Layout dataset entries

::::

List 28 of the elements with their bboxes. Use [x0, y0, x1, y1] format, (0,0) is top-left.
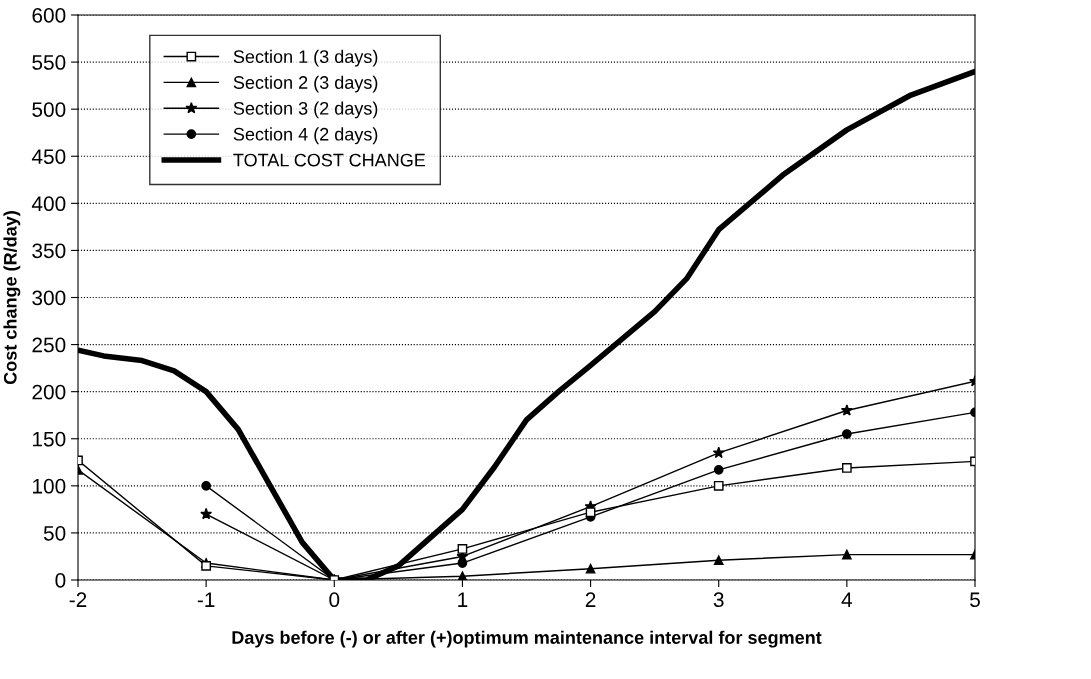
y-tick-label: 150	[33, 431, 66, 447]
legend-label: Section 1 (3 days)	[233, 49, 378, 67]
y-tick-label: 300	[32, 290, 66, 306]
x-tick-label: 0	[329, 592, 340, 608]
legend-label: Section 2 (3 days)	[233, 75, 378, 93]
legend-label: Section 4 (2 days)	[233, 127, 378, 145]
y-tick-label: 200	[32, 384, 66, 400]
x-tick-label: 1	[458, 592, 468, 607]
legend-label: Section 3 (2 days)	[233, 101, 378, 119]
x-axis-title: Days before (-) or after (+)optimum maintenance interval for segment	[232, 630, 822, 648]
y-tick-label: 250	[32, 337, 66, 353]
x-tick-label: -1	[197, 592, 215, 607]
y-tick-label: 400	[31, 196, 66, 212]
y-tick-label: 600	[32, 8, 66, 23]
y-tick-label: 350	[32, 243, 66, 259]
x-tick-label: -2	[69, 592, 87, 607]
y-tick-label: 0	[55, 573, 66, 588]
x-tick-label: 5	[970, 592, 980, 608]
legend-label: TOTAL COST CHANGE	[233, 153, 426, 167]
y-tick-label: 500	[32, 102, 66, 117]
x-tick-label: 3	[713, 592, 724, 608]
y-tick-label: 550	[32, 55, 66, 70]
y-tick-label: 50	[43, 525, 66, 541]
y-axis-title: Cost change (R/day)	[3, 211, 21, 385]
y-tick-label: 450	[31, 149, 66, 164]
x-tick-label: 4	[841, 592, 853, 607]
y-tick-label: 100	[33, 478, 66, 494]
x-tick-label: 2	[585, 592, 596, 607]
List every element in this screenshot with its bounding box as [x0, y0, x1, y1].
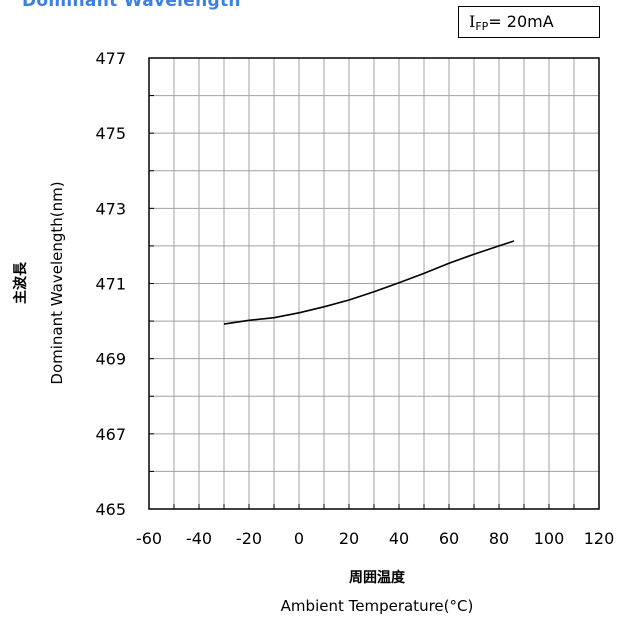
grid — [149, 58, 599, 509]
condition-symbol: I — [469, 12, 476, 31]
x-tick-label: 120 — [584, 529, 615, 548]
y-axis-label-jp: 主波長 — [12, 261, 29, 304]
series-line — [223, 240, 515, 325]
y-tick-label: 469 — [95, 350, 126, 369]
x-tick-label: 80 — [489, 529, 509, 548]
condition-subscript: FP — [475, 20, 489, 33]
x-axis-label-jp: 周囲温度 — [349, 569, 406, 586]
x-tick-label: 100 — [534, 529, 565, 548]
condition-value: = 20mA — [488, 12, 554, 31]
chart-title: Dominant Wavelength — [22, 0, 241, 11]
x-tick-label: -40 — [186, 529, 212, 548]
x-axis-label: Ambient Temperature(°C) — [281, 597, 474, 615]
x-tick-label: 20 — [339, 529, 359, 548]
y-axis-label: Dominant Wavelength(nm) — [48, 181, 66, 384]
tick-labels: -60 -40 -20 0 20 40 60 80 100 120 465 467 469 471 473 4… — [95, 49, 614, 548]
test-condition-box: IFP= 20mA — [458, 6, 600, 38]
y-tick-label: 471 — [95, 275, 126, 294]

::::

## Exercise brief
Return every line of the records above verbatim, omitting the picture lines.

## Task result
List 28 of the elements with their bboxes. Use [x0, y0, x1, y1] format, (0,0) is top-left.
y-tick-label: 150	[33, 431, 66, 447]
legend-label: Section 1 (3 days)	[233, 49, 378, 67]
y-tick-label: 300	[32, 290, 66, 306]
x-tick-label: 0	[329, 592, 340, 608]
legend-label: Section 2 (3 days)	[233, 75, 378, 93]
legend-label: Section 4 (2 days)	[233, 127, 378, 145]
y-tick-label: 200	[32, 384, 66, 400]
x-tick-label: 1	[458, 592, 468, 607]
legend-label: Section 3 (2 days)	[233, 101, 378, 119]
x-axis-title: Days before (-) or after (+)optimum maintenance interval for segment	[232, 630, 822, 648]
y-tick-label: 250	[32, 337, 66, 353]
x-tick-label: -1	[197, 592, 215, 607]
y-tick-label: 400	[31, 196, 66, 212]
y-tick-label: 600	[32, 8, 66, 23]
y-tick-label: 350	[32, 243, 66, 259]
x-tick-label: -2	[69, 592, 87, 607]
y-tick-label: 0	[55, 573, 66, 588]
x-tick-label: 5	[970, 592, 980, 608]
legend-label: TOTAL COST CHANGE	[233, 153, 426, 167]
y-tick-label: 500	[32, 102, 66, 117]
x-tick-label: 3	[713, 592, 724, 608]
y-tick-label: 550	[32, 55, 66, 70]
y-tick-label: 50	[43, 525, 66, 541]
y-axis-title: Cost change (R/day)	[3, 211, 21, 385]
y-tick-label: 450	[31, 149, 66, 164]
x-tick-label: 4	[841, 592, 853, 607]
y-tick-label: 100	[33, 478, 66, 494]
x-tick-label: 2	[585, 592, 596, 607]
List every element in this screenshot with its bounding box as [x0, y0, x1, y1].
grid — [149, 58, 599, 509]
condition-symbol: I — [469, 12, 476, 31]
x-tick-label: 120 — [584, 529, 615, 548]
y-axis-label-jp: 主波長 — [12, 261, 29, 304]
series-line — [223, 240, 515, 325]
y-tick-label: 469 — [95, 350, 126, 369]
x-tick-label: 80 — [489, 529, 509, 548]
condition-subscript: FP — [475, 20, 489, 33]
x-axis-label-jp: 周囲温度 — [349, 569, 406, 586]
x-tick-label: 100 — [534, 529, 565, 548]
condition-value: = 20mA — [488, 12, 554, 31]
chart-title: Dominant Wavelength — [22, 0, 241, 11]
x-tick-label: -40 — [186, 529, 212, 548]
x-axis-label: Ambient Temperature(°C) — [281, 597, 474, 615]
x-tick-label: 20 — [339, 529, 359, 548]
y-axis-label: Dominant Wavelength(nm) — [48, 181, 66, 384]
tick-labels: -60 -40 -20 0 20 40 60 80 100 120 465 467 469 471 473 4… — [95, 49, 614, 548]
test-condition-box: IFP= 20mA — [458, 6, 600, 38]
y-tick-label: 471 — [95, 275, 126, 294]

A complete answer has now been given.